→ Given request:
Skip the pictures and extract all of the lines exactly as written.

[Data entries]
[BEGIN]
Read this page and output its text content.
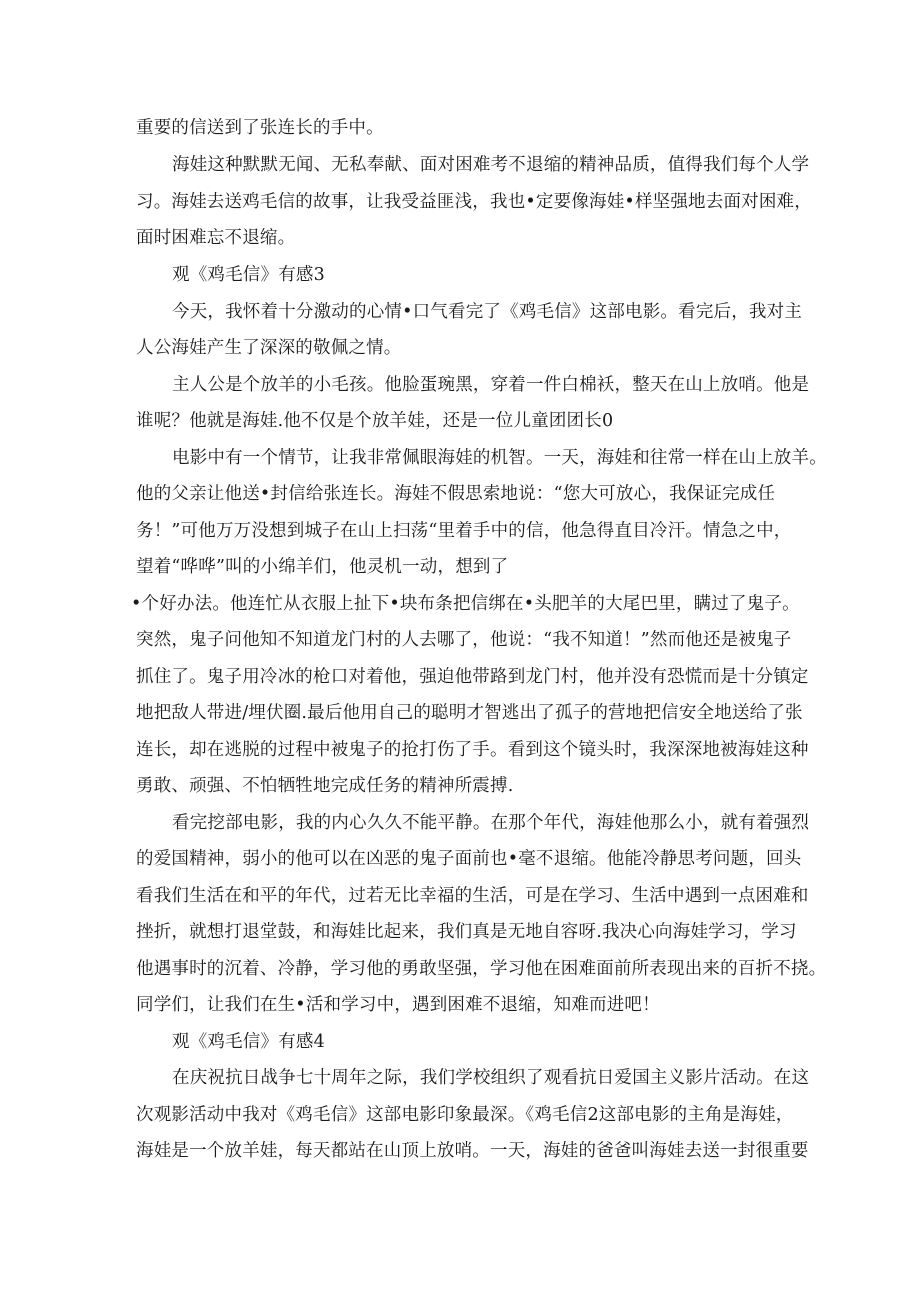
重要的信送到了张连长的手中。
海娃这种默默无闻、无私奉献、面对困难考不退缩的精神品质，值得我们每个人学
习。海娃去送鸡毛信的故事，让我受益匪浅，我也•定要像海娃•样坚强地去面对困难，
面时困难忘不退缩。
观《鸡毛信》有感3
今天，我怀着十分激动的心情•口气看完了《鸡毛信》这部电影。看完后，我对主
人公海娃产生了深深的敬佩之情。
主人公是个放羊的小毛孩。他脸蛋琬黑，穿着一件白棉袄，整天在山上放哨。他是
谁呢？他就是海娃.他不仅是个放羊娃，还是一位儿童团团长0
电影中有一个情节，让我非常佩眼海娃的机智。一天，海娃和往常一样在山上放羊。
他的父亲让他送•封信给张连长。海娃不假思索地说：“您大可放心，我保证完成任
务！”可他万万没想到城子在山上扫荡“里着手中的信，他急得直目冷汗。情急之中，
望着“哗哗”叫的小绵羊们，他灵机一动，想到了
•个好办法。他连忙从衣服上扯下•块布条把信绑在•头肥羊的大尾巴里，瞒过了鬼子。
突然，鬼子问他知不知道龙门村的人去哪了，他说：“我不知道！”然而他还是被鬼子
抓住了。鬼子用冷冰的枪口对着他，强迫他带路到龙门村，他并没有恐慌而是十分镇定
地把敌人带进/埋伏圈.最后他用自己的聪明才智逃出了孤子的营地把信安全地送给了张
连长，却在逃脱的过程中被鬼子的抢打伤了手。看到这个镜头时，我深深地被海娃这种
勇敢、顽强、不怕牺牲地完成任务的精神所震搏.
看完挖部电影，我的内心久久不能平静。在那个年代，海娃他那么小，就有着强烈
的爱国精神，弱小的他可以在凶恶的鬼子面前也•毫不退缩。他能冷静思考问题，回头
看我们生活在和平的年代，过若无比幸福的生活，可是在学习、生活中遇到一点困难和
挫折，就想打退堂鼓，和海娃比起来，我们真是无地自容呀.我决心向海娃学习，学习
他遇事时的沉着、冷静，学习他的勇敢坚强，学习他在困难面前所表现出来的百折不挠。
同学们，让我们在生•活和学习中，遇到困难不退缩，知难而进吧！
观《鸡毛信》有感4
在庆祝抗日战争七十周年之际，我们学校组织了观看抗日爱国主义影片活动。在这
次观影活动中我对《鸡毛信》这部电影印象最深。《鸡毛信2这部电影的主角是海娃，
海娃是一个放羊娃，每天都站在山顶上放哨。一天，海娃的爸爸叫海娃去送一封很重要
[END]
→ Result of this exercise:
Read this page and output its text content.
重要的信送到了张连长的手中。
海娃这种默默无闻、无私奉献、面对困难考不退缩的精神品质，值得我们每个人学
习。海娃去送鸡毛信的故事，让我受益匪浅，我也•定要像海娃•样坚强地去面对困难，
面时困难忘不退缩。
观《鸡毛信》有感3
今天，我怀着十分激动的心情•口气看完了《鸡毛信》这部电影。看完后，我对主
人公海娃产生了深深的敬佩之情。
主人公是个放羊的小毛孩。他脸蛋琬黑，穿着一件白棉袄，整天在山上放哨。他是
谁呢？他就是海娃.他不仅是个放羊娃，还是一位儿童团团长0
电影中有一个情节，让我非常佩眼海娃的机智。一天，海娃和往常一样在山上放羊。
他的父亲让他送•封信给张连长。海娃不假思索地说：“您大可放心，我保证完成任
务！”可他万万没想到城子在山上扫荡“里着手中的信，他急得直目冷汗。情急之中，
望着“哗哗”叫的小绵羊们，他灵机一动，想到了
•个好办法。他连忙从衣服上扯下•块布条把信绑在•头肥羊的大尾巴里，瞒过了鬼子。
突然，鬼子问他知不知道龙门村的人去哪了，他说：“我不知道！”然而他还是被鬼子
抓住了。鬼子用冷冰的枪口对着他，强迫他带路到龙门村，他并没有恐慌而是十分镇定
地把敌人带进/埋伏圈.最后他用自己的聪明才智逃出了孤子的营地把信安全地送给了张
连长，却在逃脱的过程中被鬼子的抢打伤了手。看到这个镜头时，我深深地被海娃这种
勇敢、顽强、不怕牺牲地完成任务的精神所震搏.
看完挖部电影，我的内心久久不能平静。在那个年代，海娃他那么小，就有着强烈
的爱国精神，弱小的他可以在凶恶的鬼子面前也•毫不退缩。他能冷静思考问题，回头
看我们生活在和平的年代，过若无比幸福的生活，可是在学习、生活中遇到一点困难和
挫折，就想打退堂鼓，和海娃比起来，我们真是无地自容呀.我决心向海娃学习，学习
他遇事时的沉着、冷静，学习他的勇敢坚强，学习他在困难面前所表现出来的百折不挠。
同学们，让我们在生•活和学习中，遇到困难不退缩，知难而进吧！
观《鸡毛信》有感4
在庆祝抗日战争七十周年之际，我们学校组织了观看抗日爱国主义影片活动。在这
次观影活动中我对《鸡毛信》这部电影印象最深。《鸡毛信2这部电影的主角是海娃，
海娃是一个放羊娃，每天都站在山顶上放哨。一天，海娃的爸爸叫海娃去送一封很重要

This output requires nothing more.